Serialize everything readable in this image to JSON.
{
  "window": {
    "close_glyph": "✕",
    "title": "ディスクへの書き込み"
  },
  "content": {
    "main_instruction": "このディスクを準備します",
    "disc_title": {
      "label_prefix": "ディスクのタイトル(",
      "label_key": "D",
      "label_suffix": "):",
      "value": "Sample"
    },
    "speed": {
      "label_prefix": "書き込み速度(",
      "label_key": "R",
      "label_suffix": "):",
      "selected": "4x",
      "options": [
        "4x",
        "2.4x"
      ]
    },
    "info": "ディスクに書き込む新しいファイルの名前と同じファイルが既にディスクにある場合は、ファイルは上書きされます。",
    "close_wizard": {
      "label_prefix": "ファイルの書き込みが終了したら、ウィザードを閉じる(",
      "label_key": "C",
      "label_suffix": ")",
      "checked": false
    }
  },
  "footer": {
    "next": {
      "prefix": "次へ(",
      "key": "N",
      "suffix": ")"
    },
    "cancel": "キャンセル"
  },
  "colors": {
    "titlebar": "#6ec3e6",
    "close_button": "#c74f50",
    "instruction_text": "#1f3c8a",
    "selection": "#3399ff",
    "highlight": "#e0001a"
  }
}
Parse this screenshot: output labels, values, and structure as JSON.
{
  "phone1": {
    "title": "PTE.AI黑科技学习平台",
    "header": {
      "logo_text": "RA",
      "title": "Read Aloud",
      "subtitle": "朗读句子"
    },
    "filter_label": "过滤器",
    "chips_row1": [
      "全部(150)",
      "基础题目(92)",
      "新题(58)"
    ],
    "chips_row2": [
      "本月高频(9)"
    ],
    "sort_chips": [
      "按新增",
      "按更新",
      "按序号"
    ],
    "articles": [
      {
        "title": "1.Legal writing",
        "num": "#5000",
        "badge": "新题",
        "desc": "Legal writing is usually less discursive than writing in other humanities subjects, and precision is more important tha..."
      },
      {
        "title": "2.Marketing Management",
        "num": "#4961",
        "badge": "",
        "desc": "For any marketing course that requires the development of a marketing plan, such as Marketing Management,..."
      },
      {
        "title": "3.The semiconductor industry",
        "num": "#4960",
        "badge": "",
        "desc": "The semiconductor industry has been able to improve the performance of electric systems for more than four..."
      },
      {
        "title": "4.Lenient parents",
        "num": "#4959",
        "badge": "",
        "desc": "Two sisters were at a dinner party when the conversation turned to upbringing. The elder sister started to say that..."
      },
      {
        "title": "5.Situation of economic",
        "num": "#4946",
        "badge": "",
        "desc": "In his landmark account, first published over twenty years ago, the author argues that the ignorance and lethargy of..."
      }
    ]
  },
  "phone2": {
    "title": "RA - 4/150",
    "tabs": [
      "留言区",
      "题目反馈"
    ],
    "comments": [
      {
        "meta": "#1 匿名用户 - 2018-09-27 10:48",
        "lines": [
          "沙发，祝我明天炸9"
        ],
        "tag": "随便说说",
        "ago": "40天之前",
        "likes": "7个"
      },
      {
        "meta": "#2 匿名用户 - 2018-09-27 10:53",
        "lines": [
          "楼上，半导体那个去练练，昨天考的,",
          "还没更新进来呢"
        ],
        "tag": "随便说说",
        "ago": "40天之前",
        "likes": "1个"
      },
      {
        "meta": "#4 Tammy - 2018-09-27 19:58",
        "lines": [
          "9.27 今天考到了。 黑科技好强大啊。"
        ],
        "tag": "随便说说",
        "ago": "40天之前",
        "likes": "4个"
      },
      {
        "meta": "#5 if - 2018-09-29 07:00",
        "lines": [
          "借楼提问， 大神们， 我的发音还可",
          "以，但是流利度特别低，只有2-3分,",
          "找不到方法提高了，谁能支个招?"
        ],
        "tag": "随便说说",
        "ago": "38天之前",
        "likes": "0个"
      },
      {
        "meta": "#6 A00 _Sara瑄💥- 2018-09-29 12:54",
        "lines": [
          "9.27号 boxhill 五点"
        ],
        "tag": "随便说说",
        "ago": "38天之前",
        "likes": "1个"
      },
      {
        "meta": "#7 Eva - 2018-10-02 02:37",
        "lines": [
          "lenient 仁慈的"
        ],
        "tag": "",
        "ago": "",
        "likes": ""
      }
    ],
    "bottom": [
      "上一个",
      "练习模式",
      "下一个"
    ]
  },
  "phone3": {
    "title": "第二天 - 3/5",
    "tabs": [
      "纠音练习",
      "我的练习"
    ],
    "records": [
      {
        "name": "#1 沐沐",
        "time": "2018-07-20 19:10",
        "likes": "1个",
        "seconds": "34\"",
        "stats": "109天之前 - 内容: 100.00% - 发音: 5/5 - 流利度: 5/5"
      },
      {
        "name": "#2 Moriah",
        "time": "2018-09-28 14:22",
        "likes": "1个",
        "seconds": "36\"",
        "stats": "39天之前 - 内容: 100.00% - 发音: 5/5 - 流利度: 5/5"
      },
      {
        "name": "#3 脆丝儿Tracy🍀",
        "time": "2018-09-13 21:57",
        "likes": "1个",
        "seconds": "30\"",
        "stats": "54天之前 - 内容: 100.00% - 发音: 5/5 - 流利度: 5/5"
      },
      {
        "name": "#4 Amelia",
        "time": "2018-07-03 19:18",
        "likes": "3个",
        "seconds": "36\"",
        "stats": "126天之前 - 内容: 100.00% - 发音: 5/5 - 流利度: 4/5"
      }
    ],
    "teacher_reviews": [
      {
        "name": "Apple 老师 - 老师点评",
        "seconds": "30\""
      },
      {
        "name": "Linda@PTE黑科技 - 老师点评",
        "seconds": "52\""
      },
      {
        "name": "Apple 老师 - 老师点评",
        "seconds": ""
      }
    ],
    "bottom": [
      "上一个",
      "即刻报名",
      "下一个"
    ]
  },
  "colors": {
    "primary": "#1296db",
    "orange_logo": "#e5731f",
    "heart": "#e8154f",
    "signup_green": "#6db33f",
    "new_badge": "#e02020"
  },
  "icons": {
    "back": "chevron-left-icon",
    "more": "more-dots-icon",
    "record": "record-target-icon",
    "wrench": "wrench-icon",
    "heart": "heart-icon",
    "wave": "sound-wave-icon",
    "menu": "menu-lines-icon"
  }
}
--
» **Your instructions**:
What do the records say? Quote them all exactly.

» **In response**:
Serialize everything readable in this image to JSON.
{
  "window": {
    "close_glyph": "✕",
    "title": "ディスクへの書き込み"
  },
  "content": {
    "main_instruction": "このディスクを準備します",
    "disc_title": {
      "label_prefix": "ディスクのタイトル(",
      "label_key": "D",
      "label_suffix": "):",
      "value": "Sample"
    },
    "speed": {
      "label_prefix": "書き込み速度(",
      "label_key": "R",
      "label_suffix": "):",
      "selected": "4x",
      "options": [
        "4x",
        "2.4x"
      ]
    },
    "info": "ディスクに書き込む新しいファイルの名前と同じファイルが既にディスクにある場合は、ファイルは上書きされます。",
    "close_wizard": {
      "label_prefix": "ファイルの書き込みが終了したら、ウィザードを閉じる(",
      "label_key": "C",
      "label_suffix": ")",
      "checked": false
    }
  },
  "footer": {
    "next": {
      "prefix": "次へ(",
      "key": "N",
      "suffix": ")"
    },
    "cancel": "キャンセル"
  },
  "colors": {
    "titlebar": "#6ec3e6",
    "close_button": "#c74f50",
    "instruction_text": "#1f3c8a",
    "selection": "#3399ff",
    "highlight": "#e0001a"
  }
}
Parse this screenshot: output labels, values, and structure as JSON.
{
  "phone1": {
    "title": "PTE.AI黑科技学习平台",
    "header": {
      "logo_text": "RA",
      "title": "Read Aloud",
      "subtitle": "朗读句子"
    },
    "filter_label": "过滤器",
    "chips_row1": [
      "全部(150)",
      "基础题目(92)",
      "新题(58)"
    ],
    "chips_row2": [
      "本月高频(9)"
    ],
    "sort_chips": [
      "按新增",
      "按更新",
      "按序号"
    ],
    "articles": [
      {
        "title": "1.Legal writing",
        "num": "#5000",
        "badge": "新题",
        "desc": "Legal writing is usually less discursive than writing in other humanities subjects, and precision is more important tha..."
      },
      {
        "title": "2.Marketing Management",
        "num": "#4961",
        "badge": "",
        "desc": "For any marketing course that requires the development of a marketing plan, such as Marketing Management,..."
      },
      {
        "title": "3.The semiconductor industry",
        "num": "#4960",
        "badge": "",
        "desc": "The semiconductor industry has been able to improve the performance of electric systems for more than four..."
      },
      {
        "title": "4.Lenient parents",
        "num": "#4959",
        "badge": "",
        "desc": "Two sisters were at a dinner party when the conversation turned to upbringing. The elder sister started to say that..."
      },
      {
        "title": "5.Situation of economic",
        "num": "#4946",
        "badge": "",
        "desc": "In his landmark account, first published over twenty years ago, the author argues that the ignorance and lethargy of..."
      }
    ]
  },
  "phone2": {
    "title": "RA - 4/150",
    "tabs": [
      "留言区",
      "题目反馈"
    ],
    "comments": [
      {
        "meta": "#1 匿名用户 - 2018-09-27 10:48",
        "lines": [
          "沙发，祝我明天炸9"
        ],
        "tag": "随便说说",
        "ago": "40天之前",
        "likes": "7个"
      },
      {
        "meta": "#2 匿名用户 - 2018-09-27 10:53",
        "lines": [
          "楼上，半导体那个去练练，昨天考的,",
          "还没更新进来呢"
        ],
        "tag": "随便说说",
        "ago": "40天之前",
        "likes": "1个"
      },
      {
        "meta": "#4 Tammy - 2018-09-27 19:58",
        "lines": [
          "9.27 今天考到了。 黑科技好强大啊。"
        ],
        "tag": "随便说说",
        "ago": "40天之前",
        "likes": "4个"
      },
      {
        "meta": "#5 if - 2018-09-29 07:00",
        "lines": [
          "借楼提问， 大神们， 我的发音还可",
          "以，但是流利度特别低，只有2-3分,",
          "找不到方法提高了，谁能支个招?"
        ],
        "tag": "随便说说",
        "ago": "38天之前",
        "likes": "0个"
      },
      {
        "meta": "#6 A00 _Sara瑄💥- 2018-09-29 12:54",
        "lines": [
          "9.27号 boxhill 五点"
        ],
        "tag": "随便说说",
        "ago": "38天之前",
        "likes": "1个"
      },
      {
        "meta": "#7 Eva - 2018-10-02 02:37",
        "lines": [
          "lenient 仁慈的"
        ],
        "tag": "",
        "ago": "",
        "likes": ""
      }
    ],
    "bottom": [
      "上一个",
      "练习模式",
      "下一个"
    ]
  },
  "phone3": {
    "title": "第二天 - 3/5",
    "tabs": [
      "纠音练习",
      "我的练习"
    ],
    "records": [
      {
        "name": "#1 沐沐",
        "time": "2018-07-20 19:10",
        "likes": "1个",
        "seconds": "34\"",
        "stats": "109天之前 - 内容: 100.00% - 发音: 5/5 - 流利度: 5/5"
      },
      {
        "name": "#2 Moriah",
        "time": "2018-09-28 14:22",
        "likes": "1个",
        "seconds": "36\"",
        "stats": "39天之前 - 内容: 100.00% - 发音: 5/5 - 流利度: 5/5"
      },
      {
        "name": "#3 脆丝儿Tracy🍀",
        "time": "2018-09-13 21:57",
        "likes": "1个",
        "seconds": "30\"",
        "stats": "54天之前 - 内容: 100.00% - 发音: 5/5 - 流利度: 5/5"
      },
      {
        "name": "#4 Amelia",
        "time": "2018-07-03 19:18",
        "likes": "3个",
        "seconds": "36\"",
        "stats": "126天之前 - 内容: 100.00% - 发音: 5/5 - 流利度: 4/5"
      }
    ],
    "teacher_reviews": [
      {
        "name": "Apple 老师 - 老师点评",
        "seconds": "30\""
      },
      {
        "name": "Linda@PTE黑科技 - 老师点评",
        "seconds": "52\""
      },
      {
        "name": "Apple 老师 - 老师点评",
        "seconds": ""
      }
    ],
    "bottom": [
      "上一个",
      "即刻报名",
      "下一个"
    ]
  },
  "colors": {
    "primary": "#1296db",
    "orange_logo": "#e5731f",
    "heart": "#e8154f",
    "signup_green": "#6db33f",
    "new_badge": "#e02020"
  },
  "icons": {
    "back": "chevron-left-icon",
    "more": "more-dots-icon",
    "record": "record-target-icon",
    "wrench": "wrench-icon",
    "heart": "heart-icon",
    "wave": "sound-wave-icon",
    "menu": "menu-lines-icon"
  }
}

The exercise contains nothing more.